§ **OBJECTIVE A**:
Repeat the portion of the passage about Riese starting with "2. This brought" and going on through "I enjoyed this.".

§ **GIVEN PASSAGE**:
Riese is the 43-year-old Co-Founder of Autostraddle.com as well as an award-winning writer, video-maker, LGBTQ+ Marketing consultant and aspiring cyber-performance artist who grew up in Michigan, lost her mind in New York and now lives in Los Angeles. Her work has appeared in nine books, magazines including Marie Claire and Curve, and all over the web including Nylon, Queerty, Nerve, Bitch, Emily Books and Jezebel. She had a very popular personal blog once upon a time, and then she recapped The L Word, and then she had the idea to make this place, and now here we all are! In 2016, she was nominated for a GLAAD Award for Outstanding Digital Journalism. She's Jewish and has a cute dog named Carol. Follow her on twitter and instagram.

Riese has written 3279 articles for us.

85 Comments

  1. I got excited that you were in Bakersfield for a minute because I am in Bakersfield all of the time. And even though it’s a terrible place and Laneia hates it, I enjoy the notion of close proximity.

  2. This brought back memories of a train trip from Ann Arbor to Louisiana for Mardi Gras. OMG the horror. I think it took a month to get there. I remember smoking hash (!) in the bathroom, and coffee that was like instant Sanka (sp?), the rest I’ve blocked out. Other countries know HOW TO DO TRAINS why can’t we? Also, whatever happened to hash, does anyone know? I also have feelings that this post is reminding me how old I am.

  3. Really though, I’m glad you made it out on the other side safely. I also hope that you are not taking this awful train back home at the end of Dinah. I mean, maybe you really should invest in some rollerblades. I think I might have some you can have. What I mean is I enjoyed this.

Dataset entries
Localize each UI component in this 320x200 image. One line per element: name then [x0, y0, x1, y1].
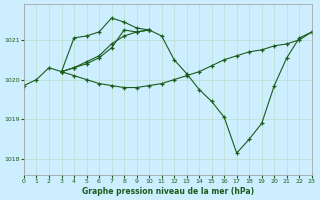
X-axis label: Graphe pression niveau de la mer (hPa): Graphe pression niveau de la mer (hPa) — [82, 187, 254, 196]
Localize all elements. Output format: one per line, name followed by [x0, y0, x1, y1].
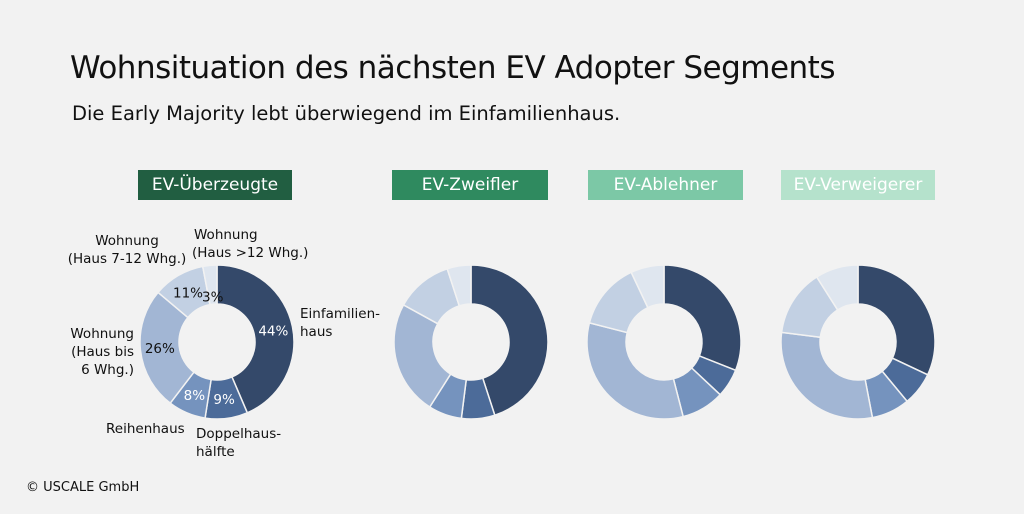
annotation-wohnung-7-12: Wohnung (Haus 7-12 Whg.) — [67, 233, 187, 267]
page-title: Wohnsituation des nächsten EV Adopter Se… — [70, 50, 835, 86]
segment-label-ev-ueberzeugte: EV-Überzeugte — [138, 170, 292, 200]
page-subtitle: Die Early Majority lebt überwiegend im E… — [72, 102, 621, 125]
slice-ev-zweifler-einfamilienhaus — [470, 264, 549, 417]
annotation-einfamilienhaus: Einfamilien- haus — [300, 306, 380, 340]
data-label-reihenhaus: 8% — [184, 388, 206, 404]
segment-label-ev-zweifler: EV-Zweifler — [392, 170, 548, 200]
annotation-reihenhaus: Reihenhaus — [106, 421, 185, 437]
segment-label-ev-verweigerer: EV-Verweigerer — [781, 170, 935, 200]
slice-ev-ablehner-wohnung-bis-6 — [586, 321, 685, 420]
annotation-wohnung-12-plus: Wohnung (Haus >12 Whg.) — [192, 227, 309, 261]
annotation-doppelhaushaelfte: Doppelhaus- hälfte — [196, 426, 282, 460]
segment-label-ev-ablehner: EV-Ablehner — [588, 170, 743, 200]
slice-ev-ueberzeugte-einfamilienhaus — [216, 264, 295, 414]
slice-ev-verweigerer-einfamilienhaus — [857, 264, 936, 376]
slice-ev-ablehner-einfamilienhaus — [663, 264, 742, 372]
data-label-wohnung-bis-6: 26% — [145, 341, 175, 357]
slice-ev-ueberzeugte-wohnung-bis-6 — [139, 291, 195, 405]
data-label-doppelhaushaelfte: 9% — [213, 392, 235, 408]
annotation-wohnung-bis-6: Wohnung (Haus bis 6 Whg.) — [70, 326, 134, 378]
slice-ev-ablehner-wohnung-12-plus — [630, 264, 665, 309]
slice-ev-ueberzeugte-wohnung-12-plus — [201, 264, 218, 306]
data-label-einfamilienhaus: 44% — [258, 323, 288, 339]
copyright-notice: © USCALE GmbH — [26, 480, 140, 495]
data-label-wohnung-12-plus: 3% — [202, 290, 224, 306]
data-label-wohnung-7-12: 11% — [173, 285, 203, 301]
slice-ev-verweigerer-wohnung-12-plus — [815, 264, 859, 311]
slice-ev-verweigerer-wohnung-bis-6 — [780, 331, 874, 420]
slice-ev-zweifler-wohnung-12-plus — [446, 264, 472, 307]
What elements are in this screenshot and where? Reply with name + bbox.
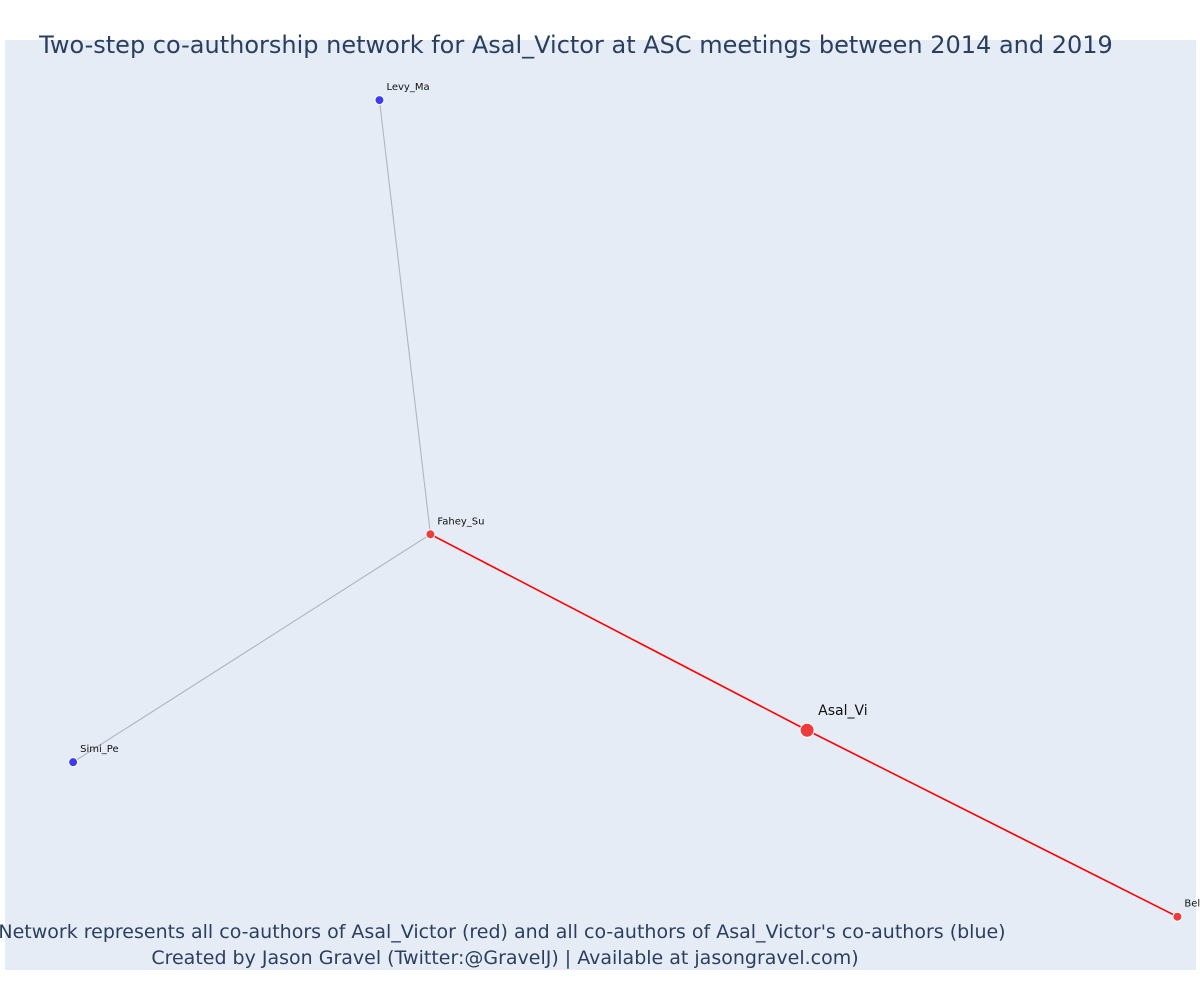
node-label-Bellandi_Ro: Bellandi_Ro — [1184, 899, 1200, 910]
edge-Fahey_Su-Levy_Ma — [378, 100, 431, 535]
edges-layer — [72, 100, 1178, 918]
edge-Asal_Vi-Fahey_Su — [430, 533, 808, 731]
caption-line-1: Network represents all co-authors of Asa… — [0, 921, 1006, 943]
node-label-Simi_Pe: Simi_Pe — [80, 744, 118, 755]
plot-background — [5, 40, 1196, 970]
node-Simi_Pe[interactable] — [68, 757, 79, 768]
nodes-layer — [68, 95, 1183, 922]
labels-layer: Asal_Vi Fahey_Su Bellandi_Ro Levy_Ma Simi_Pe — [80, 82, 1200, 910]
node-label-Fahey_Su: Fahey_Su — [437, 516, 484, 527]
node-label-Asal_Vi: Asal_Vi — [818, 703, 868, 719]
edge-Fahey_Su-Simi_Pe — [72, 533, 431, 763]
edge-Asal_Vi-Bellandi_Ro — [806, 729, 1178, 918]
caption-line-2: Created by Jason Gravel (Twitter:@Gravel… — [151, 947, 858, 969]
node-Asal_Vi[interactable] — [799, 722, 815, 738]
node-Bellandi_Ro[interactable] — [1172, 911, 1183, 922]
node-Levy_Ma[interactable] — [374, 95, 385, 106]
node-Fahey_Su[interactable] — [425, 529, 436, 540]
node-label-Levy_Ma: Levy_Ma — [386, 82, 429, 93]
chart-title: Two-step co-authorship network for Asal_… — [38, 31, 1113, 59]
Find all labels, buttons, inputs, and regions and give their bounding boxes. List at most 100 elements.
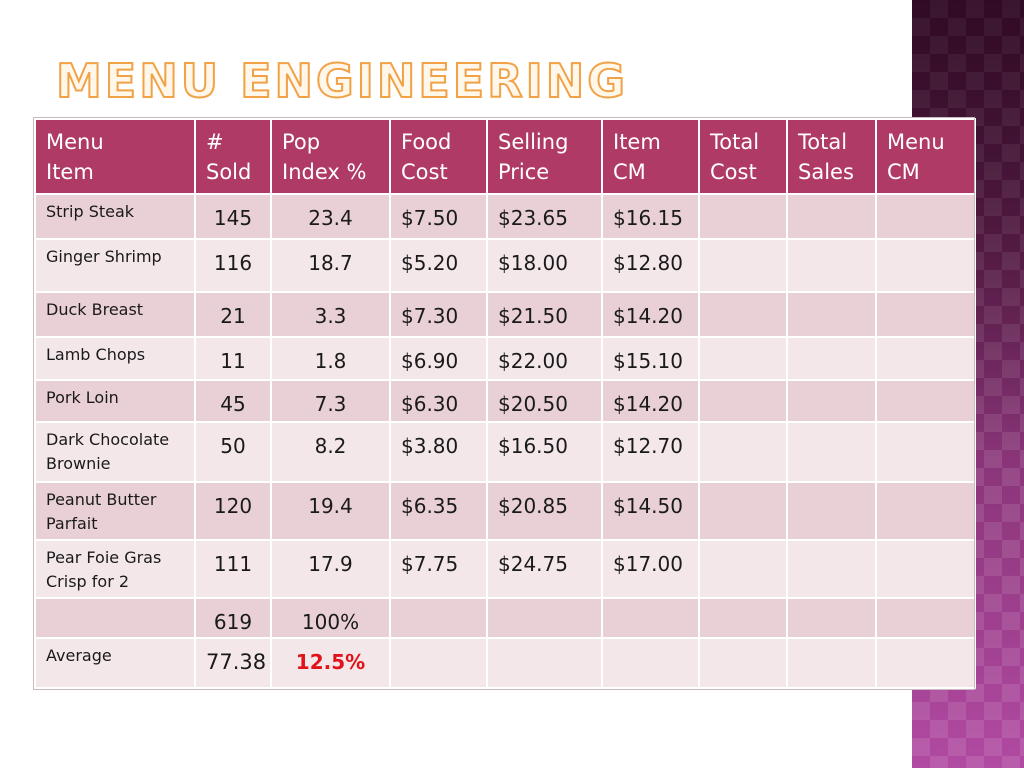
selling-price-cell: $20.85	[486, 481, 603, 541]
item-cm-cell-value: $14.20	[613, 304, 683, 328]
pop-index-cell-value: 12.5%	[295, 650, 366, 674]
sold-cell: 120	[194, 481, 272, 541]
pop-index-cell: 18.7	[270, 238, 391, 293]
total-sales-cell	[786, 539, 877, 599]
pop-index-cell-value: 8.2	[314, 434, 347, 458]
sold-cell: 45	[194, 379, 272, 423]
selling-price-cell: $18.00	[486, 238, 603, 293]
sold-cell-value: 145	[213, 206, 253, 230]
column-header-line: Index %	[282, 160, 367, 184]
selling-price-cell: $22.00	[486, 336, 603, 381]
food-cost-cell: $6.90	[389, 336, 488, 381]
menu-item-line: Pork Loin	[46, 388, 119, 407]
average-row: Average 77.38 12.5%	[34, 637, 976, 689]
total-sales-cell	[786, 481, 877, 541]
item-cm-cell-value: $15.10	[613, 349, 683, 373]
table-row: Strip Steak 145 23.4 $7.50 $23.65 $16.15	[34, 193, 976, 240]
column-header-line: CM	[613, 160, 646, 184]
table-row: Pear Foie Gras Crisp for 2 111 17.9 $7.75 $24…	[34, 539, 976, 599]
column-header-food-cost: Food Cost	[389, 118, 488, 195]
sold-cell-value: 77.38	[206, 650, 267, 674]
column-header-line: Cost	[710, 160, 757, 184]
pop-index-cell-value: 19.4	[308, 494, 353, 518]
totals-row: 619 100%	[34, 597, 976, 639]
table-row: Peanut Butter Parfait 120 19.4 $6.35 $20.85 $1…	[34, 481, 976, 541]
table-row: Pork Loin 45 7.3 $6.30 $20.50 $14.20	[34, 379, 976, 423]
food-cost-cell: $7.75	[389, 539, 488, 599]
pop-index-cell-value: 23.4	[308, 206, 353, 230]
total-sales-cell	[786, 238, 877, 293]
sold-cell: 50	[194, 421, 272, 483]
column-header-line: Item	[613, 130, 661, 154]
selling-price-cell-value: $18.00	[498, 251, 568, 275]
column-header-pop-index: Pop Index %	[270, 118, 391, 195]
total-sales-cell	[786, 597, 877, 639]
item-cm-cell-value: $12.70	[613, 434, 683, 458]
menu-item-line: Strip Steak	[46, 202, 135, 221]
menu-cm-cell	[875, 421, 976, 483]
sold-cell-value: 111	[213, 552, 253, 576]
selling-price-cell: $23.65	[486, 193, 603, 240]
food-cost-cell	[389, 637, 488, 689]
menu-item-cell: Duck Breast	[34, 291, 196, 338]
menu-item-cell: Strip Steak	[34, 193, 196, 240]
column-header-item-cm: Item CM	[601, 118, 700, 195]
sold-cell: 77.38	[194, 637, 272, 689]
sold-cell: 619	[194, 597, 272, 639]
sold-cell-value: 120	[213, 494, 253, 518]
selling-price-cell	[486, 637, 603, 689]
column-header-line: Item	[46, 160, 94, 184]
pop-index-cell-value: 18.7	[308, 251, 353, 275]
column-header-total-sales: Total Sales	[786, 118, 877, 195]
menu-item-cell: Pork Loin	[34, 379, 196, 423]
item-cm-cell: $14.20	[601, 379, 700, 423]
column-header-total-cost: Total Cost	[698, 118, 788, 195]
menu-item-line: Lamb Chops	[46, 345, 146, 364]
item-cm-cell: $15.10	[601, 336, 700, 381]
food-cost-cell: $6.30	[389, 379, 488, 423]
sold-cell-value: 50	[220, 434, 246, 458]
food-cost-cell	[389, 597, 488, 639]
pop-index-cell-value: 3.3	[314, 304, 347, 328]
menu-item-cell: Lamb Chops	[34, 336, 196, 381]
column-header-line: Pop	[282, 130, 321, 154]
food-cost-cell: $3.80	[389, 421, 488, 483]
selling-price-cell-value: $21.50	[498, 304, 568, 328]
menu-item-cell: Dark Chocolate Brownie	[34, 421, 196, 483]
column-header-line: Food	[401, 130, 452, 154]
food-cost-cell: $6.35	[389, 481, 488, 541]
column-header-line: Sold	[206, 160, 252, 184]
selling-price-cell	[486, 597, 603, 639]
menu-cm-cell	[875, 539, 976, 599]
food-cost-cell: $5.20	[389, 238, 488, 293]
total-sales-cell	[786, 336, 877, 381]
column-header-line: Cost	[401, 160, 448, 184]
pop-index-cell: 19.4	[270, 481, 391, 541]
menu-cm-cell	[875, 238, 976, 293]
table-row: Duck Breast 21 3.3 $7.30 $21.50 $14.20	[34, 291, 976, 338]
selling-price-cell: $24.75	[486, 539, 603, 599]
menu-cm-cell	[875, 637, 976, 689]
sold-cell: 145	[194, 193, 272, 240]
column-header-menu-item: Menu Item	[34, 118, 196, 195]
food-cost-cell-value: $5.20	[401, 251, 459, 275]
column-header-line: Total	[798, 130, 848, 154]
column-header-line: Menu	[46, 130, 104, 154]
total-cost-cell	[698, 481, 788, 541]
sold-cell: 11	[194, 336, 272, 381]
food-cost-cell: $7.30	[389, 291, 488, 338]
menu-item-line: Peanut Butter	[46, 490, 157, 509]
menu-engineering-table: Menu Item # Sold Pop Index % Food Cost Selling Pr…	[34, 118, 976, 689]
menu-item-cell: Ginger Shrimp	[34, 238, 196, 293]
sold-cell-value: 45	[220, 392, 246, 416]
item-cm-cell	[601, 637, 700, 689]
total-cost-cell	[698, 597, 788, 639]
food-cost-cell-value: $7.75	[401, 552, 459, 576]
menu-item-line: Ginger Shrimp	[46, 247, 162, 266]
header-row: Menu Item # Sold Pop Index % Food Cost Selling Pr…	[34, 118, 976, 195]
slide-title: Menu Engineering	[55, 54, 628, 108]
item-cm-cell: $14.50	[601, 481, 700, 541]
menu-item-cell: Pear Foie Gras Crisp for 2	[34, 539, 196, 599]
total-cost-cell	[698, 637, 788, 689]
column-header-line: Selling	[498, 130, 569, 154]
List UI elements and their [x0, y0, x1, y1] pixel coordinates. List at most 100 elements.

§ **OBJECTIVE B**:
In the entries above, rewrite the lines starting with the line with "X-axis label: Graphe" and going on through the line with "Localize all elements.", changing "Output format" to "Response format" and leaving everything else the same. Give only those lines.

§ **TASK RESULT A**:
2. This brought back memories of a train trip from Ann Arbor to Louisiana for Mardi Gras. OMG the horror. I think it took a month to get there. I remember smoking hash (!) in the bathroom, and coffee that was like instant Sanka (sp?), the rest I’ve blocked out. Other countries know HOW TO DO TRAINS why can’t we? Also, whatever happened to hash, does anyone know? I also have feelings that this post is reminding me how old I am.

  3. Really though, I’m glad you made it out on the other side safely. I also hope that you are not taking this awful train back home at the end of Dinah. I mean, maybe you really should invest in some rollerblades. I think I might have some you can have. What I mean is I enjoyed this.

§ **TASK RESULT B**:
X-axis label: Graphe pression niveau de la mer (hPa): Graphe pression niveau de la mer (hPa) — [82, 187, 254, 196]
Localize all elements. Response format: one per line, name followed by [x0, y0, x1, y1].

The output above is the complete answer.